What is needed:
Write out the material again exactly, please, and omit the pictures.

::: Listing :::

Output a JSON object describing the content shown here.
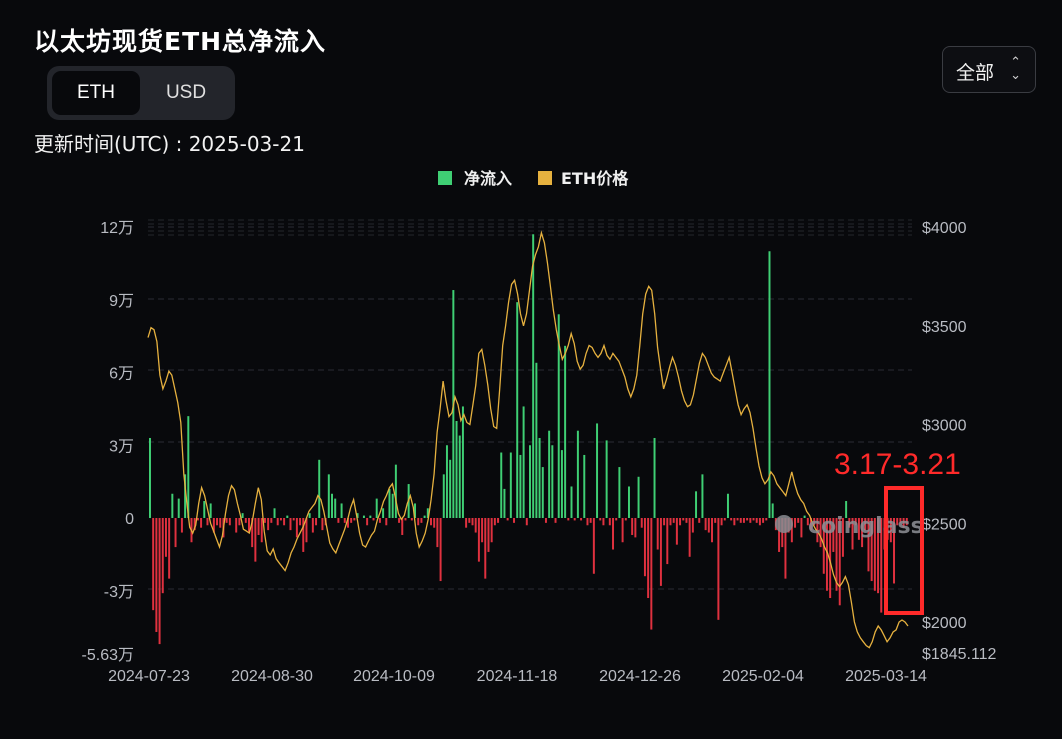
{
  "header": {
    "title": "以太坊现货ETH总净流入",
    "updated": "更新时间(UTC) : 2025-03-21"
  },
  "toggle": {
    "options": [
      "ETH",
      "USD"
    ],
    "selected": "ETH"
  },
  "range_select": {
    "label": "全部",
    "icon": "chevron-up-down-icon"
  },
  "watermark": "coinglass",
  "annotation": {
    "text": "3.17-3.21",
    "color": "#ff2a2a"
  },
  "colors": {
    "inflow": "#3fcf74",
    "outflow": "#e0313f",
    "price": "#e6b13f",
    "grid": "#2a2c33"
  },
  "chart_data": {
    "type": "bar",
    "legend": [
      "净流入",
      "ETH价格"
    ],
    "legend_position": "top-center",
    "x_tick_labels": [
      "2024-07-23",
      "2024-08-30",
      "2024-10-09",
      "2024-11-18",
      "2024-12-26",
      "2025-02-04",
      "2025-03-14"
    ],
    "y_left": {
      "tick_labels": [
        "12万",
        "9万",
        "6万",
        "3万",
        "0",
        "-3万",
        "-5.63万"
      ],
      "ticks": [
        120000,
        90000,
        60000,
        30000,
        0,
        -30000,
        -56300
      ],
      "range": [
        -56300,
        120000
      ]
    },
    "y_right": {
      "tick_labels": [
        "$4000",
        "$3500",
        "$3000",
        "$2500",
        "$2000",
        "$1845.112"
      ],
      "ticks": [
        4000,
        3500,
        3000,
        2500,
        2000,
        1845.112
      ],
      "range": [
        1845.112,
        4000
      ]
    },
    "grid": true,
    "series": [
      {
        "name": "净流入",
        "type": "bar",
        "start_date": "2024-07-23",
        "values": [
          33000,
          -38000,
          -47000,
          -52000,
          -31000,
          -16000,
          -25000,
          10000,
          -12000,
          8000,
          -6000,
          18000,
          42000,
          -10000,
          -5000,
          -1000,
          -4000,
          7000,
          -3000,
          6000,
          -6000,
          -3000,
          -4000,
          -8000,
          -2000,
          -3000,
          0,
          -6000,
          -3000,
          2000,
          -2000,
          -6000,
          -12000,
          -18000,
          -7000,
          -10000,
          -2000,
          -5000,
          -2000,
          4000,
          -3000,
          -1000,
          -3000,
          1000,
          -5000,
          -1000,
          -8000,
          -3000,
          -14000,
          -10000,
          2000,
          -6000,
          -3000,
          24000,
          -5000,
          -3000,
          18000,
          10000,
          8000,
          -2000,
          6000,
          -2000,
          -4000,
          -2000,
          -1000,
          2000,
          0,
          1000,
          -3000,
          1000,
          -1000,
          8000,
          -2000,
          4000,
          -3000,
          12000,
          10000,
          22000,
          -2000,
          -7000,
          -1000,
          14000,
          -1000,
          6000,
          -3000,
          -2000,
          1000,
          4000,
          -3000,
          -4000,
          -12000,
          -26000,
          18000,
          30000,
          24000,
          94000,
          40000,
          34000,
          46000,
          -4000,
          -2000,
          -3000,
          -6000,
          -18000,
          -10000,
          -25000,
          -14000,
          -10000,
          -3000,
          -2000,
          27000,
          12000,
          -1000,
          27000,
          -2000,
          89000,
          26000,
          46000,
          -3000,
          30000,
          117000,
          64000,
          33000,
          21000,
          -2000,
          36000,
          30000,
          -2000,
          84000,
          28000,
          71000,
          -1000,
          13000,
          -1000,
          36000,
          -1000,
          26000,
          -3000,
          -2000,
          -23000,
          39000,
          -1000,
          -3000,
          32000,
          -3000,
          -13000,
          -1000,
          21000,
          -10000,
          -1000,
          13000,
          -7000,
          -8000,
          17000,
          -4000,
          -24000,
          -33000,
          -46000,
          33000,
          -13000,
          -28000,
          -3000,
          -19000,
          -3000,
          -2000,
          -11000,
          -3000,
          -1000,
          -2000,
          -16000,
          -6000,
          11000,
          -2000,
          18000,
          -5000,
          -6000,
          -10000,
          -2000,
          -42000,
          -3000,
          -1000,
          10000,
          -1000,
          -3000,
          -1000,
          -2000,
          -2000,
          -1000,
          -2000,
          -1000,
          -2000,
          -3000,
          -2000,
          -1000,
          110000,
          6000,
          -5000,
          -14000,
          -12000,
          -25000,
          -6000,
          -10000,
          -4000,
          -2000,
          -8000,
          1000,
          -3000,
          -5000,
          -3000,
          -10000,
          -12000,
          -23000,
          -30000,
          -33000,
          -14000,
          -30000,
          -36000,
          -16000,
          7000,
          -4000,
          -13000,
          -3000,
          -9000,
          -12000,
          -5000,
          -22000,
          -26000,
          -30000,
          -31000,
          -39000,
          -13000,
          -9000,
          -10000,
          -27000,
          -3000,
          -2000,
          -4000,
          -3000
        ]
      },
      {
        "name": "ETH价格",
        "type": "line",
        "values": [
          3440,
          3490,
          3480,
          3420,
          3250,
          3180,
          3220,
          3270,
          3250,
          3180,
          3110,
          3010,
          2750,
          2610,
          2480,
          2450,
          2490,
          2600,
          2680,
          2640,
          2570,
          2500,
          2460,
          2420,
          2380,
          2440,
          2550,
          2640,
          2690,
          2670,
          2600,
          2540,
          2470,
          2460,
          2450,
          2510,
          2600,
          2680,
          2620,
          2460,
          2360,
          2340,
          2370,
          2320,
          2300,
          2280,
          2260,
          2300,
          2350,
          2380,
          2420,
          2450,
          2480,
          2520,
          2560,
          2580,
          2600,
          2640,
          2620,
          2560,
          2480,
          2400,
          2370,
          2350,
          2390,
          2430,
          2470,
          2520,
          2580,
          2620,
          2540,
          2450,
          2390,
          2380,
          2410,
          2440,
          2460,
          2520,
          2560,
          2610,
          2640,
          2680,
          2700,
          2630,
          2550,
          2520,
          2540,
          2600,
          2640,
          2580,
          2450,
          2380,
          2410,
          2450,
          2520,
          2620,
          2750,
          2960,
          3080,
          3220,
          3120,
          3040,
          3060,
          3140,
          3100,
          3020,
          3050,
          3010,
          3000,
          3100,
          3200,
          3360,
          3380,
          3300,
          3200,
          3080,
          2990,
          2980,
          3180,
          3400,
          3500,
          3620,
          3710,
          3730,
          3660,
          3560,
          3500,
          3560,
          3680,
          3800,
          3860,
          3900,
          3970,
          3920,
          3820,
          3700,
          3580,
          3480,
          3400,
          3330,
          3360,
          3400,
          3460,
          3410,
          3320,
          3280,
          3300,
          3360,
          3400,
          3390,
          3360,
          3340,
          3360,
          3400,
          3350,
          3330,
          3360,
          3340,
          3320,
          3280,
          3240,
          3180,
          3140,
          3180,
          3250,
          3400,
          3560,
          3660,
          3700,
          3680,
          3560,
          3390,
          3280,
          3180,
          3230,
          3290,
          3340,
          3300,
          3240,
          3170,
          3120,
          3090,
          3100,
          3150,
          3230,
          3310,
          3360,
          3340,
          3300,
          3260,
          3240,
          3230,
          3220,
          3260,
          3300,
          3340,
          3260,
          3180,
          3100,
          3050,
          3080,
          3100,
          3060,
          2980,
          2880,
          2790,
          2730,
          2700,
          2720,
          2760,
          2740,
          2700,
          2680,
          2660,
          2640,
          2700,
          2760,
          2700,
          2650,
          2620,
          2600,
          2560,
          2540,
          2500,
          2470,
          2450,
          2420,
          2380,
          2350,
          2300,
          2240,
          2200,
          2180,
          2200,
          2230,
          2190,
          2100,
          2000,
          1950,
          1920,
          1900,
          1880,
          1870,
          1900,
          1950,
          1980,
          1960,
          1930,
          1900,
          1920,
          1950,
          1960,
          2000,
          2010,
          2000,
          1980
        ]
      }
    ]
  }
}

:::

Answer in full:
Output a JSON object describing the content shown here.
{
  "header": {
    "title": "以太坊现货ETH总净流入",
    "updated": "更新时间(UTC) : 2025-03-21"
  },
  "toggle": {
    "options": [
      "ETH",
      "USD"
    ],
    "selected": "ETH"
  },
  "range_select": {
    "label": "全部",
    "icon": "chevron-up-down-icon"
  },
  "watermark": "coinglass",
  "annotation": {
    "text": "3.17-3.21",
    "color": "#ff2a2a"
  },
  "colors": {
    "inflow": "#3fcf74",
    "outflow": "#e0313f",
    "price": "#e6b13f",
    "grid": "#2a2c33"
  },
  "chart_data": {
    "type": "bar",
    "legend": [
      "净流入",
      "ETH价格"
    ],
    "legend_position": "top-center",
    "x_tick_labels": [
      "2024-07-23",
      "2024-08-30",
      "2024-10-09",
      "2024-11-18",
      "2024-12-26",
      "2025-02-04",
      "2025-03-14"
    ],
    "y_left": {
      "tick_labels": [
        "12万",
        "9万",
        "6万",
        "3万",
        "0",
        "-3万",
        "-5.63万"
      ],
      "ticks": [
        120000,
        90000,
        60000,
        30000,
        0,
        -30000,
        -56300
      ],
      "range": [
        -56300,
        120000
      ]
    },
    "y_right": {
      "tick_labels": [
        "$4000",
        "$3500",
        "$3000",
        "$2500",
        "$2000",
        "$1845.112"
      ],
      "ticks": [
        4000,
        3500,
        3000,
        2500,
        2000,
        1845.112
      ],
      "range": [
        1845.112,
        4000
      ]
    },
    "grid": true,
    "series": [
      {
        "name": "净流入",
        "type": "bar",
        "start_date": "2024-07-23",
        "values": [
          33000,
          -38000,
          -47000,
          -52000,
          -31000,
          -16000,
          -25000,
          10000,
          -12000,
          8000,
          -6000,
          18000,
          42000,
          -10000,
          -5000,
          -1000,
          -4000,
          7000,
          -3000,
          6000,
          -6000,
          -3000,
          -4000,
          -8000,
          -2000,
          -3000,
          0,
          -6000,
          -3000,
          2000,
          -2000,
          -6000,
          -12000,
          -18000,
          -7000,
          -10000,
          -2000,
          -5000,
          -2000,
          4000,
          -3000,
          -1000,
          -3000,
          1000,
          -5000,
          -1000,
          -8000,
          -3000,
          -14000,
          -10000,
          2000,
          -6000,
          -3000,
          24000,
          -5000,
          -3000,
          18000,
          10000,
          8000,
          -2000,
          6000,
          -2000,
          -4000,
          -2000,
          -1000,
          2000,
          0,
          1000,
          -3000,
          1000,
          -1000,
          8000,
          -2000,
          4000,
          -3000,
          12000,
          10000,
          22000,
          -2000,
          -7000,
          -1000,
          14000,
          -1000,
          6000,
          -3000,
          -2000,
          1000,
          4000,
          -3000,
          -4000,
          -12000,
          -26000,
          18000,
          30000,
          24000,
          94000,
          40000,
          34000,
          46000,
          -4000,
          -2000,
          -3000,
          -6000,
          -18000,
          -10000,
          -25000,
          -14000,
          -10000,
          -3000,
          -2000,
          27000,
          12000,
          -1000,
          27000,
          -2000,
          89000,
          26000,
          46000,
          -3000,
          30000,
          117000,
          64000,
          33000,
          21000,
          -2000,
          36000,
          30000,
          -2000,
          84000,
          28000,
          71000,
          -1000,
          13000,
          -1000,
          36000,
          -1000,
          26000,
          -3000,
          -2000,
          -23000,
          39000,
          -1000,
          -3000,
          32000,
          -3000,
          -13000,
          -1000,
          21000,
          -10000,
          -1000,
          13000,
          -7000,
          -8000,
          17000,
          -4000,
          -24000,
          -33000,
          -46000,
          33000,
          -13000,
          -28000,
          -3000,
          -19000,
          -3000,
          -2000,
          -11000,
          -3000,
          -1000,
          -2000,
          -16000,
          -6000,
          11000,
          -2000,
          18000,
          -5000,
          -6000,
          -10000,
          -2000,
          -42000,
          -3000,
          -1000,
          10000,
          -1000,
          -3000,
          -1000,
          -2000,
          -2000,
          -1000,
          -2000,
          -1000,
          -2000,
          -3000,
          -2000,
          -1000,
          110000,
          6000,
          -5000,
          -14000,
          -12000,
          -25000,
          -6000,
          -10000,
          -4000,
          -2000,
          -8000,
          1000,
          -3000,
          -5000,
          -3000,
          -10000,
          -12000,
          -23000,
          -30000,
          -33000,
          -14000,
          -30000,
          -36000,
          -16000,
          7000,
          -4000,
          -13000,
          -3000,
          -9000,
          -12000,
          -5000,
          -22000,
          -26000,
          -30000,
          -31000,
          -39000,
          -13000,
          -9000,
          -10000,
          -27000,
          -3000,
          -2000,
          -4000,
          -3000
        ]
      },
      {
        "name": "ETH价格",
        "type": "line",
        "values": [
          3440,
          3490,
          3480,
          3420,
          3250,
          3180,
          3220,
          3270,
          3250,
          3180,
          3110,
          3010,
          2750,
          2610,
          2480,
          2450,
          2490,
          2600,
          2680,
          2640,
          2570,
          2500,
          2460,
          2420,
          2380,
          2440,
          2550,
          2640,
          2690,
          2670,
          2600,
          2540,
          2470,
          2460,
          2450,
          2510,
          2600,
          2680,
          2620,
          2460,
          2360,
          2340,
          2370,
          2320,
          2300,
          2280,
          2260,
          2300,
          2350,
          2380,
          2420,
          2450,
          2480,
          2520,
          2560,
          2580,
          2600,
          2640,
          2620,
          2560,
          2480,
          2400,
          2370,
          2350,
          2390,
          2430,
          2470,
          2520,
          2580,
          2620,
          2540,
          2450,
          2390,
          2380,
          2410,
          2440,
          2460,
          2520,
          2560,
          2610,
          2640,
          2680,
          2700,
          2630,
          2550,
          2520,
          2540,
          2600,
          2640,
          2580,
          2450,
          2380,
          2410,
          2450,
          2520,
          2620,
          2750,
          2960,
          3080,
          3220,
          3120,
          3040,
          3060,
          3140,
          3100,
          3020,
          3050,
          3010,
          3000,
          3100,
          3200,
          3360,
          3380,
          3300,
          3200,
          3080,
          2990,
          2980,
          3180,
          3400,
          3500,
          3620,
          3710,
          3730,
          3660,
          3560,
          3500,
          3560,
          3680,
          3800,
          3860,
          3900,
          3970,
          3920,
          3820,
          3700,
          3580,
          3480,
          3400,
          3330,
          3360,
          3400,
          3460,
          3410,
          3320,
          3280,
          3300,
          3360,
          3400,
          3390,
          3360,
          3340,
          3360,
          3400,
          3350,
          3330,
          3360,
          3340,
          3320,
          3280,
          3240,
          3180,
          3140,
          3180,
          3250,
          3400,
          3560,
          3660,
          3700,
          3680,
          3560,
          3390,
          3280,
          3180,
          3230,
          3290,
          3340,
          3300,
          3240,
          3170,
          3120,
          3090,
          3100,
          3150,
          3230,
          3310,
          3360,
          3340,
          3300,
          3260,
          3240,
          3230,
          3220,
          3260,
          3300,
          3340,
          3260,
          3180,
          3100,
          3050,
          3080,
          3100,
          3060,
          2980,
          2880,
          2790,
          2730,
          2700,
          2720,
          2760,
          2740,
          2700,
          2680,
          2660,
          2640,
          2700,
          2760,
          2700,
          2650,
          2620,
          2600,
          2560,
          2540,
          2500,
          2470,
          2450,
          2420,
          2380,
          2350,
          2300,
          2240,
          2200,
          2180,
          2200,
          2230,
          2190,
          2100,
          2000,
          1950,
          1920,
          1900,
          1880,
          1870,
          1900,
          1950,
          1980,
          1960,
          1930,
          1900,
          1920,
          1950,
          1960,
          2000,
          2010,
          2000,
          1980
        ]
      }
    ]
  }
}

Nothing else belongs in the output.